Stated task: Your task is to reproduce the material exactly.

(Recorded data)
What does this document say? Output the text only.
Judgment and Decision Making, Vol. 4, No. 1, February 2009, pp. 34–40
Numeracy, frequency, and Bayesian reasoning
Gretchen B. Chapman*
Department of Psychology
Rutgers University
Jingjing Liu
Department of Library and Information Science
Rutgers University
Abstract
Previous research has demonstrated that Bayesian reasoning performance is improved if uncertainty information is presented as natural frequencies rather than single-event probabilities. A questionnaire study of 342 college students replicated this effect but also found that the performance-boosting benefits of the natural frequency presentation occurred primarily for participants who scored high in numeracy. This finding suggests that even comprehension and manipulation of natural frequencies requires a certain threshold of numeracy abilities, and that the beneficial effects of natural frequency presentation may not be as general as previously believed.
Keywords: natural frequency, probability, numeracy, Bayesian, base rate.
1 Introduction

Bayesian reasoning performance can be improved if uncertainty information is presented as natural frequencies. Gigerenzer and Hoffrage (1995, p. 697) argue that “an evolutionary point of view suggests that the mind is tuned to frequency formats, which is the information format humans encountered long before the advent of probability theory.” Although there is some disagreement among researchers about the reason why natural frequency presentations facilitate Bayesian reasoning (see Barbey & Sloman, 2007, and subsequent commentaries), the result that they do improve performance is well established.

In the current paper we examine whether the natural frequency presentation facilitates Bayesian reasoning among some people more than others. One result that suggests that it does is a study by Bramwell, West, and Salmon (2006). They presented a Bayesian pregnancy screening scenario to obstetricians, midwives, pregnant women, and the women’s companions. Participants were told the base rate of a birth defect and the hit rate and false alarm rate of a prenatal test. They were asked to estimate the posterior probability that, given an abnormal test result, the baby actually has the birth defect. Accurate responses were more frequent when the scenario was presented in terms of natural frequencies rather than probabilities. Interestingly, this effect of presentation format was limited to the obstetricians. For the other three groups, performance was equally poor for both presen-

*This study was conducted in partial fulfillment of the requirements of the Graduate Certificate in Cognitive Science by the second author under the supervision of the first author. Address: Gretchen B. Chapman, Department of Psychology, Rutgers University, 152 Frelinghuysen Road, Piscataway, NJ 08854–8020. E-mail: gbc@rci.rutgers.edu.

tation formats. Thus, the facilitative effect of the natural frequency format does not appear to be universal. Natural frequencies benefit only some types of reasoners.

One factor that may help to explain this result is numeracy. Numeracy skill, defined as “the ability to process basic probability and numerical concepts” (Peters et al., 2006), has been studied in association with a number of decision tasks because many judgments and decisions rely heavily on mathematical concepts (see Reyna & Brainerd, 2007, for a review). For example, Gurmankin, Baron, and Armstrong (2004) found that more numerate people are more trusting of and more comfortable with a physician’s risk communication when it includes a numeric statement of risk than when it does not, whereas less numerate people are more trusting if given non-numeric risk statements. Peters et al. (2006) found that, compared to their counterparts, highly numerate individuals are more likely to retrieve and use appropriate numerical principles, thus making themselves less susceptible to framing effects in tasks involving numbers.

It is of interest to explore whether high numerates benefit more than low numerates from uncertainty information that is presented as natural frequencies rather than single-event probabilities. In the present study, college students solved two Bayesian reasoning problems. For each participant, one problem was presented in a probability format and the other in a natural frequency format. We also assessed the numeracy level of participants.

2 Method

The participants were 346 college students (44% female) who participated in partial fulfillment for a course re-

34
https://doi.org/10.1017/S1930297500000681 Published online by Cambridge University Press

Exercise result:
What does this document say? Output the text only.
Judgment and Decision Making, Vol. 4, No. 1, February 2009, pp. 34–40
Numeracy, frequency, and Bayesian reasoning
Gretchen B. Chapman*
Department of Psychology
Rutgers University
Jingjing Liu
Department of Library and Information Science
Rutgers University
Abstract
Previous research has demonstrated that Bayesian reasoning performance is improved if uncertainty information is presented as natural frequencies rather than single-event probabilities. A questionnaire study of 342 college students replicated this effect but also found that the performance-boosting benefits of the natural frequency presentation occurred primarily for participants who scored high in numeracy. This finding suggests that even comprehension and manipulation of natural frequencies requires a certain threshold of numeracy abilities, and that the beneficial effects of natural frequency presentation may not be as general as previously believed.
Keywords: natural frequency, probability, numeracy, Bayesian, base rate.
1 Introduction

Bayesian reasoning performance can be improved if uncertainty information is presented as natural frequencies. Gigerenzer and Hoffrage (1995, p. 697) argue that “an evolutionary point of view suggests that the mind is tuned to frequency formats, which is the information format humans encountered long before the advent of probability theory.” Although there is some disagreement among researchers about the reason why natural frequency presentations facilitate Bayesian reasoning (see Barbey & Sloman, 2007, and subsequent commentaries), the result that they do improve performance is well established.

In the current paper we examine whether the natural frequency presentation facilitates Bayesian reasoning among some people more than others. One result that suggests that it does is a study by Bramwell, West, and Salmon (2006). They presented a Bayesian pregnancy screening scenario to obstetricians, midwives, pregnant women, and the women’s companions. Participants were told the base rate of a birth defect and the hit rate and false alarm rate of a prenatal test. They were asked to estimate the posterior probability that, given an abnormal test result, the baby actually has the birth defect. Accurate responses were more frequent when the scenario was presented in terms of natural frequencies rather than probabilities. Interestingly, this effect of presentation format was limited to the obstetricians. For the other three groups, performance was equally poor for both presen-

*This study was conducted in partial fulfillment of the requirements of the Graduate Certificate in Cognitive Science by the second author under the supervision of the first author. Address: Gretchen B. Chapman, Department of Psychology, Rutgers University, 152 Frelinghuysen Road, Piscataway, NJ 08854–8020. E-mail: gbc@rci.rutgers.edu.

tation formats. Thus, the facilitative effect of the natural frequency format does not appear to be universal. Natural frequencies benefit only some types of reasoners.

One factor that may help to explain this result is numeracy. Numeracy skill, defined as “the ability to process basic probability and numerical concepts” (Peters et al., 2006), has been studied in association with a number of decision tasks because many judgments and decisions rely heavily on mathematical concepts (see Reyna & Brainerd, 2007, for a review). For example, Gurmankin, Baron, and Armstrong (2004) found that more numerate people are more trusting of and more comfortable with a physician’s risk communication when it includes a numeric statement of risk than when it does not, whereas less numerate people are more trusting if given non-numeric risk statements. Peters et al. (2006) found that, compared to their counterparts, highly numerate individuals are more likely to retrieve and use appropriate numerical principles, thus making themselves less susceptible to framing effects in tasks involving numbers.

It is of interest to explore whether high numerates benefit more than low numerates from uncertainty information that is presented as natural frequencies rather than single-event probabilities. In the present study, college students solved two Bayesian reasoning problems. For each participant, one problem was presented in a probability format and the other in a natural frequency format. We also assessed the numeracy level of participants.

2 Method

The participants were 346 college students (44% female) who participated in partial fulfillment for a course re-

34
https://doi.org/10.1017/S1930297500000681 Published online by Cambridge University Press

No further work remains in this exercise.